(Layout element rows)
+ + + + + + +
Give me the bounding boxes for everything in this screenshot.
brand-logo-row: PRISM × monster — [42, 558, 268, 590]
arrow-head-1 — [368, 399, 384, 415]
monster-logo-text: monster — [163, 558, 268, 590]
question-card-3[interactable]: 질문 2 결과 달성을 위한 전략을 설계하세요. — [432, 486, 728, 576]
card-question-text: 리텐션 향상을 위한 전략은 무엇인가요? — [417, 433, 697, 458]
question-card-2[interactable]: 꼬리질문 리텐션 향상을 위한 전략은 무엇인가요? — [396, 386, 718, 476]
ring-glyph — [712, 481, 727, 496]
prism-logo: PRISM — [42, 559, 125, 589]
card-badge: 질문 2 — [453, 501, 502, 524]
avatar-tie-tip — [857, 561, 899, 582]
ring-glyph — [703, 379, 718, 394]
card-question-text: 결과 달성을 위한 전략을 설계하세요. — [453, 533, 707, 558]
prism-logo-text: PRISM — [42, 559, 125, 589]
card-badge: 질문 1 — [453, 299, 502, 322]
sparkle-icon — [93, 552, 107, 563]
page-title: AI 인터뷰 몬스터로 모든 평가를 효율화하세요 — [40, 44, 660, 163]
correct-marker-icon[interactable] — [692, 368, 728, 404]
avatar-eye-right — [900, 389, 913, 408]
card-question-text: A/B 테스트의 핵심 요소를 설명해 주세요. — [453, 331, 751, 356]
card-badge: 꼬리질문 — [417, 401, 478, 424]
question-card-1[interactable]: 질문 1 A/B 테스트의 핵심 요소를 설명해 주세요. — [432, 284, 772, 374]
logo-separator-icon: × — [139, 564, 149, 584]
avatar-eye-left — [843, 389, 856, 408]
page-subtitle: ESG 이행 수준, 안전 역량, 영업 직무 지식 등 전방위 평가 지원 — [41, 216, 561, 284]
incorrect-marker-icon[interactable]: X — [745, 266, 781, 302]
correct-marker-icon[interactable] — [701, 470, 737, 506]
+ + + + + + +
**GIVEN REQUEST**
Pick out and copy each row that contains the string "glyph". Case counts.

**SOLUTION**
ring-glyph — [712, 481, 727, 496]
ring-glyph — [703, 379, 718, 394]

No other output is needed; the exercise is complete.